## Exercise brief
Select lines where the word "water" appears.

=== Dataset entries ===

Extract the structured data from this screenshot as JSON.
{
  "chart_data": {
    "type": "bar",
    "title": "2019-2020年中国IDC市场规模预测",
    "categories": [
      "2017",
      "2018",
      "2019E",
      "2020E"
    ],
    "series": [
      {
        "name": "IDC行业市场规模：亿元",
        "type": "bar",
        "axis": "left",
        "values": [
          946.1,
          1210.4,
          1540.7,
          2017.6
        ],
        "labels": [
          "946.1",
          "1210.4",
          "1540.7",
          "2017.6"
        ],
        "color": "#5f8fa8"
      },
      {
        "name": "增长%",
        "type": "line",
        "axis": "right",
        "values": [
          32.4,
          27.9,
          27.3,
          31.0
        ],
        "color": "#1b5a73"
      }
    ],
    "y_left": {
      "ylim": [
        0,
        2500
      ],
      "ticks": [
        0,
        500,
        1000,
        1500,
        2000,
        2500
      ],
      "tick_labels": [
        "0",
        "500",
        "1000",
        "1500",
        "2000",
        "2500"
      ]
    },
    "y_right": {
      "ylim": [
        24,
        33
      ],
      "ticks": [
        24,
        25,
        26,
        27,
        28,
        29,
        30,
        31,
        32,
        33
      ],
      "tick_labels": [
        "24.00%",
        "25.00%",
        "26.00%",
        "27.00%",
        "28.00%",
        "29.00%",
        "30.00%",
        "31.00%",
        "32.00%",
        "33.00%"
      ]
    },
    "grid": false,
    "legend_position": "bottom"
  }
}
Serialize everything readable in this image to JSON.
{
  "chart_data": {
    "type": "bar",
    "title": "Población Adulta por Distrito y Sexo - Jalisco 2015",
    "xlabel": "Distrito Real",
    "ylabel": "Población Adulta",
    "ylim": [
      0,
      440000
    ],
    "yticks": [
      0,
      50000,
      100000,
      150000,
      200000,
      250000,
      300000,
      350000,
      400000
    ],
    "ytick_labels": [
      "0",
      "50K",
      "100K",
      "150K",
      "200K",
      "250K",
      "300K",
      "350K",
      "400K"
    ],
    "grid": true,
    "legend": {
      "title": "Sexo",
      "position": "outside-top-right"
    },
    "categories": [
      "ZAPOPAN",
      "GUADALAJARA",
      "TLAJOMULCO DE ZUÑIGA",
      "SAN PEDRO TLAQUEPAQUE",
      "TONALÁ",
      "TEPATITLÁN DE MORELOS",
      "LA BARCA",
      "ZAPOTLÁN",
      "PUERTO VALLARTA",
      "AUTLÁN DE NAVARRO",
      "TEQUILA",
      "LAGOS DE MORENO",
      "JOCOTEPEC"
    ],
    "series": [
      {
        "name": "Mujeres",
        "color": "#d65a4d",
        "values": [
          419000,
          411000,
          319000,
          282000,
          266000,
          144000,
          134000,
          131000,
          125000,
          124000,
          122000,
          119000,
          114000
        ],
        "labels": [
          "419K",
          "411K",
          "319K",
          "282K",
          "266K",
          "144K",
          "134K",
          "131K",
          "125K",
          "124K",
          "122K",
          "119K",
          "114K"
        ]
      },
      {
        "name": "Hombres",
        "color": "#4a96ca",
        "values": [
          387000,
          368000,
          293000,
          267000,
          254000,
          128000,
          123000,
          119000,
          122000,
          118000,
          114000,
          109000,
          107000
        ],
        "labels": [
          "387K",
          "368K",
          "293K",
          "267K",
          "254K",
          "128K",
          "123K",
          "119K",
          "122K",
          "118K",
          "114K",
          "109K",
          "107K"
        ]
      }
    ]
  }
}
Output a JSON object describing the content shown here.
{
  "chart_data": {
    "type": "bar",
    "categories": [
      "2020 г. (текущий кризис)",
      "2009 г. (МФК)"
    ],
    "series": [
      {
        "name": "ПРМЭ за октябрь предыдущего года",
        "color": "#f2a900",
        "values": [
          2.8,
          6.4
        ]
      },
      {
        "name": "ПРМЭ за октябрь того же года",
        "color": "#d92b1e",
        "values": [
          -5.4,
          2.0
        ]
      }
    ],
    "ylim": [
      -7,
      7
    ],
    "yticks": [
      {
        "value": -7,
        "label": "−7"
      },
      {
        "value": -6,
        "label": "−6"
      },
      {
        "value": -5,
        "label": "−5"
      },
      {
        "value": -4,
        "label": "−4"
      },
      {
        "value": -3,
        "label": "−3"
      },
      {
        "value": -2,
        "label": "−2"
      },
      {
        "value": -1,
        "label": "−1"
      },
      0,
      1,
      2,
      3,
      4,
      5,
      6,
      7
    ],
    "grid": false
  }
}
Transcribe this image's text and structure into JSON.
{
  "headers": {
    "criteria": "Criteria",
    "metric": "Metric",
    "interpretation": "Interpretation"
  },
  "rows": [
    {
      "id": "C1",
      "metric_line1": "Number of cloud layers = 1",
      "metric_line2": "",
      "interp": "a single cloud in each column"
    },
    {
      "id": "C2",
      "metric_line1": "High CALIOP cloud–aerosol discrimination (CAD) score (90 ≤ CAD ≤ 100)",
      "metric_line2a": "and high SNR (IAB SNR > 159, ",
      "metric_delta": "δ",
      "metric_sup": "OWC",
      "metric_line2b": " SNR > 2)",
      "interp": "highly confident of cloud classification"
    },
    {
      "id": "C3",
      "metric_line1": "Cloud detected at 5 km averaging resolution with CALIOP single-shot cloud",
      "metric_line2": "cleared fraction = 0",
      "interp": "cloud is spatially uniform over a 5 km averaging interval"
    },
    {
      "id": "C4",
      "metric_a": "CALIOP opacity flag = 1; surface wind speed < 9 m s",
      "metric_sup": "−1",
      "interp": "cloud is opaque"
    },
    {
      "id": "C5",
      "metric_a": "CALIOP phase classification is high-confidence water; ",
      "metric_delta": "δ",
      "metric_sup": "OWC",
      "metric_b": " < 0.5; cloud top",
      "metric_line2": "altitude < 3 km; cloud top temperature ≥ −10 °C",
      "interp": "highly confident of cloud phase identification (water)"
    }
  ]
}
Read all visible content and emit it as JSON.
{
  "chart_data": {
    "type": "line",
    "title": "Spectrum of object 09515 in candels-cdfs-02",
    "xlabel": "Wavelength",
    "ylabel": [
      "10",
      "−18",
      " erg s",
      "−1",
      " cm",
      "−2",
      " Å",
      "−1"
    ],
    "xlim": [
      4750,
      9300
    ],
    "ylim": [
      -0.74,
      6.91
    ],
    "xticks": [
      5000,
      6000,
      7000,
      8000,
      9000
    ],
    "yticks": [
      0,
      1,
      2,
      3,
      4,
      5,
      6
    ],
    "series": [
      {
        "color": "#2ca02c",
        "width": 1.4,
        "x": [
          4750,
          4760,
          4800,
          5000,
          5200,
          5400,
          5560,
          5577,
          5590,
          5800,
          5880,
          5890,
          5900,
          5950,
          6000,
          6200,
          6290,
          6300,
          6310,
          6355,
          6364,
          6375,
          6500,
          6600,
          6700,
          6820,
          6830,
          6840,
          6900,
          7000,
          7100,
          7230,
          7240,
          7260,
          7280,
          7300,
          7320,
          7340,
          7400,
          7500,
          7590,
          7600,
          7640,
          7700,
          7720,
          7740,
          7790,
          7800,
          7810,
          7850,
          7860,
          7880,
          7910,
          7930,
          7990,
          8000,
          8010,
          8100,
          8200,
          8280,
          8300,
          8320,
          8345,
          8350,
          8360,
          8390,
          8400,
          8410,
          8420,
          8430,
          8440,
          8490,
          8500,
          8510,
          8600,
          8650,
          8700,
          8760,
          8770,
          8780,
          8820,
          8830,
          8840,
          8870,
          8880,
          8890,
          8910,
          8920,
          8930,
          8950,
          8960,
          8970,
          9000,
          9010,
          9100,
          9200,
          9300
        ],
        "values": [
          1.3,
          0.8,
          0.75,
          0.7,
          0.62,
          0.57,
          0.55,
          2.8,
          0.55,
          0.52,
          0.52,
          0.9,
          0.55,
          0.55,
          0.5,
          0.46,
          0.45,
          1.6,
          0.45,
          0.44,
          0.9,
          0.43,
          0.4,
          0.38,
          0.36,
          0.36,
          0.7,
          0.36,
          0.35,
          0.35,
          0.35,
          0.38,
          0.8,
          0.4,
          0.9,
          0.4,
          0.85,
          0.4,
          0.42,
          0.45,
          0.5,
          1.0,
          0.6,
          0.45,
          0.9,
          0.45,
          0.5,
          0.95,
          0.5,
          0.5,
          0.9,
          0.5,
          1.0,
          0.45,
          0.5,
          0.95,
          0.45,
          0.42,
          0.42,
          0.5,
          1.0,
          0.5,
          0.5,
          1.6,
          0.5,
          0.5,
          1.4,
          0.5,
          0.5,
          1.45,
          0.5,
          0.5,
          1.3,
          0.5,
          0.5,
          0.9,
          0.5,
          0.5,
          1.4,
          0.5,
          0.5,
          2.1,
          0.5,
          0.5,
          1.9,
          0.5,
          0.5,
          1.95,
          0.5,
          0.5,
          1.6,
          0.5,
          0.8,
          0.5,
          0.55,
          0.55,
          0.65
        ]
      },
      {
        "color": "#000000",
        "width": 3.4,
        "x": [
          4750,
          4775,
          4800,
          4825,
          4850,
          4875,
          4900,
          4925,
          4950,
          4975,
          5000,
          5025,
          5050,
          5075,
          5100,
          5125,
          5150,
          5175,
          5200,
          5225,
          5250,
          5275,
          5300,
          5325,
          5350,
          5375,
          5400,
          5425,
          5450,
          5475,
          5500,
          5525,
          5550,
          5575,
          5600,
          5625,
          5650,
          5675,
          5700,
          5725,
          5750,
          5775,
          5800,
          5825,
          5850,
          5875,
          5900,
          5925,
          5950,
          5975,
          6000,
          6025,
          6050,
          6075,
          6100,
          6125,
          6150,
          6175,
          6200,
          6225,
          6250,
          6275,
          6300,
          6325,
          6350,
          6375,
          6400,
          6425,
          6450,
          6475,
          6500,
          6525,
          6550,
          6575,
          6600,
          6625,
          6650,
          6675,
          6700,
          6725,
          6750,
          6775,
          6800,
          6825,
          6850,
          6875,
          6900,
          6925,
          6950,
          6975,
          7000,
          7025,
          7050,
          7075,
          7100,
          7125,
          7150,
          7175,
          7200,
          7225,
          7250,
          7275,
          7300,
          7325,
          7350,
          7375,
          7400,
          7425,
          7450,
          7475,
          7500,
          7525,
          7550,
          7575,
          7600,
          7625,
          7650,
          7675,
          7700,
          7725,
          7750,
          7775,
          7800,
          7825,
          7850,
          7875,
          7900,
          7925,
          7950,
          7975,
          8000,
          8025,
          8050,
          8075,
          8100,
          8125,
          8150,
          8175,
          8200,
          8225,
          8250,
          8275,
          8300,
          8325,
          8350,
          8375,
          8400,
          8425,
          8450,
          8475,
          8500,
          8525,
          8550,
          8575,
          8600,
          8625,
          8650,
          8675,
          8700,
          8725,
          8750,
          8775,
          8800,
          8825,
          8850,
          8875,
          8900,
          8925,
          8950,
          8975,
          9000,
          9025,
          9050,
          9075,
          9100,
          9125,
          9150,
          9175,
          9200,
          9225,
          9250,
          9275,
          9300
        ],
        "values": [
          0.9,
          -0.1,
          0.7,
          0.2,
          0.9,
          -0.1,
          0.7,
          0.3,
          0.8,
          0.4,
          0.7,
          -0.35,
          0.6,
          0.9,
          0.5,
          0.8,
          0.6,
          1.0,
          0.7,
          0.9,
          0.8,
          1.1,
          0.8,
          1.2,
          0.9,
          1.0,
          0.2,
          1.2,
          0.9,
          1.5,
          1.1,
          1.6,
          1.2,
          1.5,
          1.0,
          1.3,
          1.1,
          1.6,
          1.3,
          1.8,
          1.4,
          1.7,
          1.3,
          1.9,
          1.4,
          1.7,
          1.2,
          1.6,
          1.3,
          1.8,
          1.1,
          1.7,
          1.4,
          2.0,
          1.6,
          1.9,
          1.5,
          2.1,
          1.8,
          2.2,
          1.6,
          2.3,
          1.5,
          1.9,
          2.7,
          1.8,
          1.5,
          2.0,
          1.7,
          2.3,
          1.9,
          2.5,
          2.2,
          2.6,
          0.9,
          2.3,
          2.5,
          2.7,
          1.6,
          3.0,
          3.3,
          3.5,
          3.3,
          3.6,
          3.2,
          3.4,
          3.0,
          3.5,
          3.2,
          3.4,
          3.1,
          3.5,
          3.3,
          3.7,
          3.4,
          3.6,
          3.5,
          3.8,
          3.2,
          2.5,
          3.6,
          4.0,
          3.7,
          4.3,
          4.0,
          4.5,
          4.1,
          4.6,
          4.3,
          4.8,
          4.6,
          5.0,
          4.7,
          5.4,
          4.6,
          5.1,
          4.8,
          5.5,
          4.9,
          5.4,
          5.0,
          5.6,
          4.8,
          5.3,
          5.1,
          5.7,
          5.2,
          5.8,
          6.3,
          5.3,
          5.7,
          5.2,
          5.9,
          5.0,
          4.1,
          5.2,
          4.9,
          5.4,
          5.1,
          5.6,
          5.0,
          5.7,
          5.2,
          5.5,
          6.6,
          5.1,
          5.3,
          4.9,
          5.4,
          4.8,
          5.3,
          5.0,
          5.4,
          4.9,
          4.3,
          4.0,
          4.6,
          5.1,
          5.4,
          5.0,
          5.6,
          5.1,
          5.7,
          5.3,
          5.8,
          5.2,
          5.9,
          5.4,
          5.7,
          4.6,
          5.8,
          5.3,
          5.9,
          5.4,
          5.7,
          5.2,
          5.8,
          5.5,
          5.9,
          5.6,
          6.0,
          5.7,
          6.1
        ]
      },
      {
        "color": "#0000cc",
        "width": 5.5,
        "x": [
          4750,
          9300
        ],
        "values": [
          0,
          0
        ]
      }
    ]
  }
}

===

## Exercise solution
      "metric_a": "CALIOP phase classification is high-confidence water; ",
      "interp": "highly confident of cloud phase identification (water)"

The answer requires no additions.